§ The exercise:
Go through the entries below and collect each line with the string "redovisas" in it.

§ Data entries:
- - - -

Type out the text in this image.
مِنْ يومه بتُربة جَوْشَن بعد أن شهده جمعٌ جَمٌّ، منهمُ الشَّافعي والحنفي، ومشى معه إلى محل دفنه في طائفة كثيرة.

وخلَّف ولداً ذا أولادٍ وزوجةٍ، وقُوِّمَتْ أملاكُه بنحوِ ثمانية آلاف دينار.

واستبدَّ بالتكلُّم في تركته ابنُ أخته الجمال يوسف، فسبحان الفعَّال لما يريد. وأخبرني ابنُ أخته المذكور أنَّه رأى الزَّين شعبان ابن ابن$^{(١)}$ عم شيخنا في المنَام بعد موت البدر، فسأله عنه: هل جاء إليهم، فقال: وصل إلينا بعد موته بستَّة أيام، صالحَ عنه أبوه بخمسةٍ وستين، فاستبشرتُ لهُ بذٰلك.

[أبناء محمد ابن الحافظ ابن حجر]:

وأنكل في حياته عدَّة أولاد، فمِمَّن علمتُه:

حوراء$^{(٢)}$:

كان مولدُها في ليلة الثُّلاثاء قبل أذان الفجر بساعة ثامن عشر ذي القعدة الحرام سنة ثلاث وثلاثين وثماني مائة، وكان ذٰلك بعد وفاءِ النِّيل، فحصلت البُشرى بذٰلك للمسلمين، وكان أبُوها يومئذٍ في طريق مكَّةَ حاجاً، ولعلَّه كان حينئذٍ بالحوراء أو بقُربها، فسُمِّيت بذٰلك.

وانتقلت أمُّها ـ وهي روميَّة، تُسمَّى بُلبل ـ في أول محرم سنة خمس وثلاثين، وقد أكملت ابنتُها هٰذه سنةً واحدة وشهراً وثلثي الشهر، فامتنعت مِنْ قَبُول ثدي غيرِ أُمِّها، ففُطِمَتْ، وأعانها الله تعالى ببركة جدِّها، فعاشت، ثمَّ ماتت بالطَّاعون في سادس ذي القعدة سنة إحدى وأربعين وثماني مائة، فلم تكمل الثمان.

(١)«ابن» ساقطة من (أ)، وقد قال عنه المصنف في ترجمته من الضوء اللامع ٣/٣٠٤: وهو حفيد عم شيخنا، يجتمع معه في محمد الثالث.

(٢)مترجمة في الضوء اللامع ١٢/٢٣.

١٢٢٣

- - - -

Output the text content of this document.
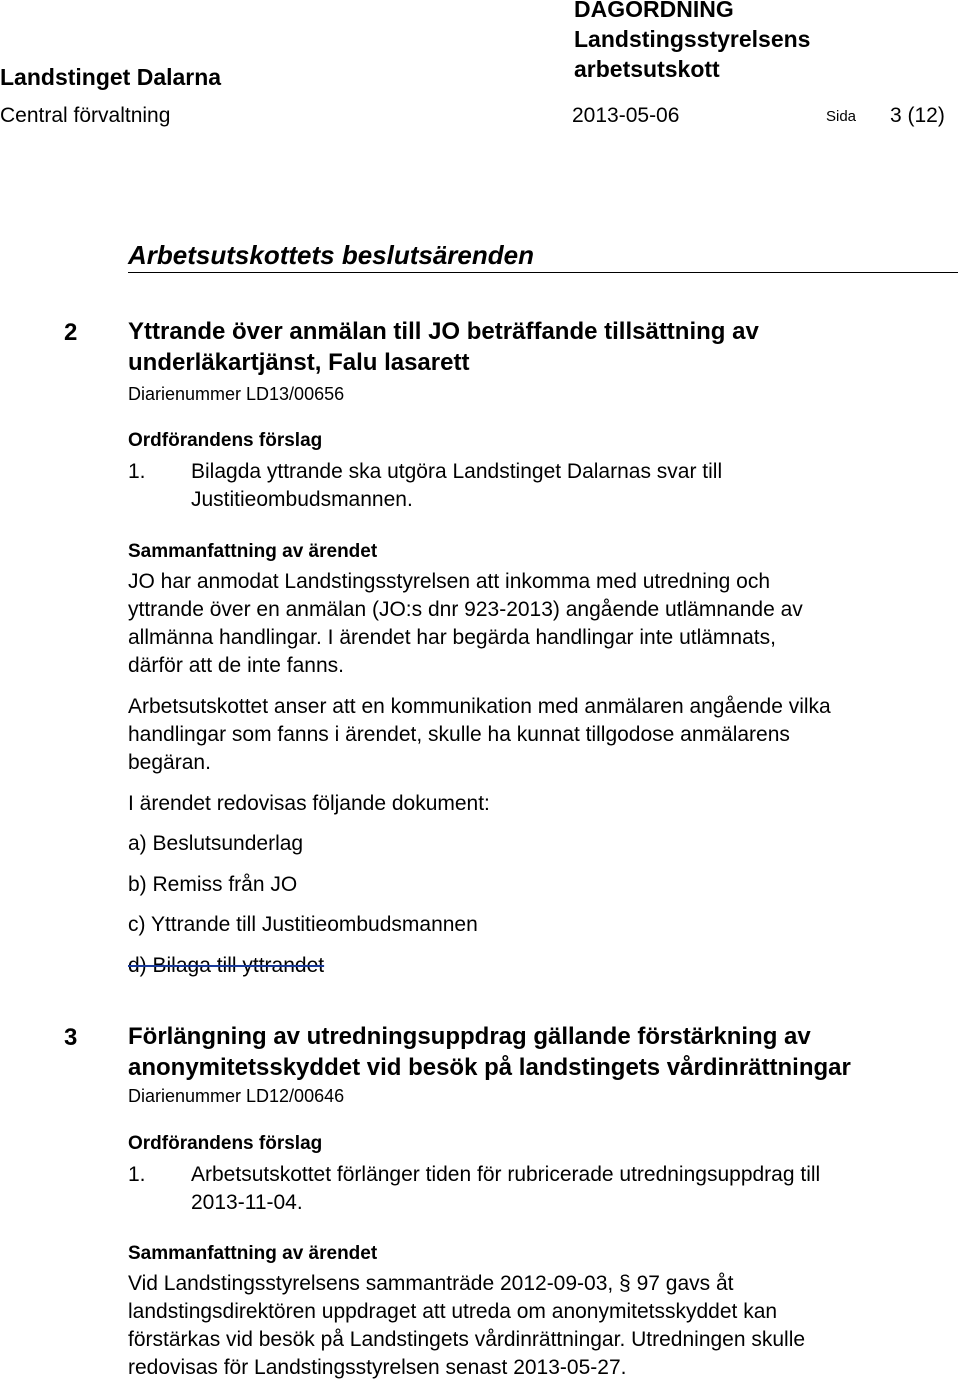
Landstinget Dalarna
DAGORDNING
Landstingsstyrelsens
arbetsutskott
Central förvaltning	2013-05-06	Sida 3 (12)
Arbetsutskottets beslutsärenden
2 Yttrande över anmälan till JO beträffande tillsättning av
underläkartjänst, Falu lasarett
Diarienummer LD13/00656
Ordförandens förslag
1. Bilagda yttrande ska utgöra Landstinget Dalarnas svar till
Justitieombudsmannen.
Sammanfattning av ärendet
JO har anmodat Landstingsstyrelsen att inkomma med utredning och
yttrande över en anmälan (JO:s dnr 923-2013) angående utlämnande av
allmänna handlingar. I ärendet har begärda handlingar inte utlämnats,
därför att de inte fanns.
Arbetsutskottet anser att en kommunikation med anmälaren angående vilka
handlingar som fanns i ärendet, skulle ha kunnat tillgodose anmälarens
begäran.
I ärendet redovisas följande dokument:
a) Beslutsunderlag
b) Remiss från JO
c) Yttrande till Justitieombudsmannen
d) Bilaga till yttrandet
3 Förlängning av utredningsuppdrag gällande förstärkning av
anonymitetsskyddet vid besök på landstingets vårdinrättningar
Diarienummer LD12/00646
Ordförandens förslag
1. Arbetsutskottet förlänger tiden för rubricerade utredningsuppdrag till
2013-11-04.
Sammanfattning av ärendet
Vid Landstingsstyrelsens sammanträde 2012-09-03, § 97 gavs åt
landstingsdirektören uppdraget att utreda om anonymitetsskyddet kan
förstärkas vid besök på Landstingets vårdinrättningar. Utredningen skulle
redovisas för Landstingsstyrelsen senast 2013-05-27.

- - - -

§ Result of this task:
I ärendet redovisas följande dokument:
redovisas för Landstingsstyrelsen senast 2013-05-27.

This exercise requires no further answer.